Provided material:
+++++

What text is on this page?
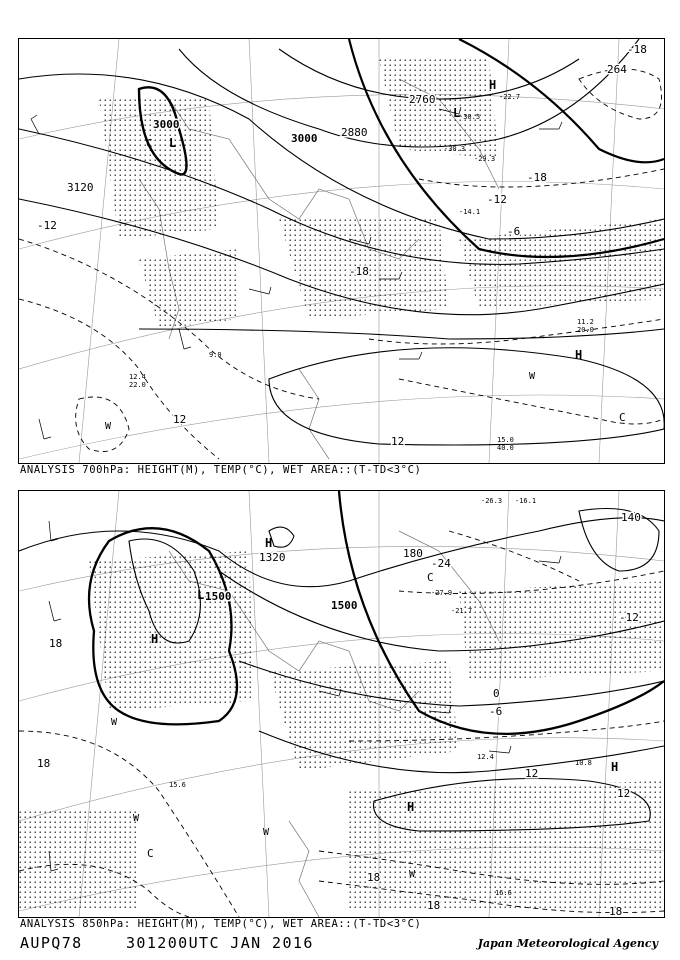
3000
3000
3120
2880
2760
264
-12
-18
-18
-12
-6
-18
12
12
L
L
H
H
W
W
C
C
-30.5
-30.3
-29.3
-22.7
-14.1
15.0
40.0
11.2
20.0
12.4
22.0
9.0
ANALYSIS 700hPa: HEIGHT(M), TEMP(°C), WET AREA::(T-TD<3°C)
1500
1500
1320
140
180
-24
-12
0
12
12
18
18
18
18	18
-6
L
H
H
H
H
C
C
W
W
W
W
-26.3 -16.1
-27.9
-21.7
12.4
16.6
10.8
15.6
ANALYSIS 850hPa: HEIGHT(M), TEMP(°C), WET AREA::(T-TD<3°C)
AUPQ78	301200UTC JAN 2016	Japan Meteorological Agency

+++++

Output every entry word for word, but omit the pictures.

What text is on this page?
3000
3000
3120
2880
2760
264
-12
-18
-18
-12
-6
-18
12
12
L
L
H
H
W
W
C
C
-30.5
-30.3
-29.3
-22.7
-14.1
15.0
40.0
11.2
20.0
12.4
22.0
9.0
ANALYSIS 700hPa: HEIGHT(M), TEMP(°C), WET AREA::(T-TD<3°C)
1500
1500
1320
140
180
-24
-12
0
12
12
18
18
18
18	18
-6
L
H
H
H
H
C
C
W
W
W
W
-26.3 -16.1
-27.9
-21.7
12.4
16.6
10.8
15.6
ANALYSIS 850hPa: HEIGHT(M), TEMP(°C), WET AREA::(T-TD<3°C)
AUPQ78	301200UTC JAN 2016	Japan Meteorological Agency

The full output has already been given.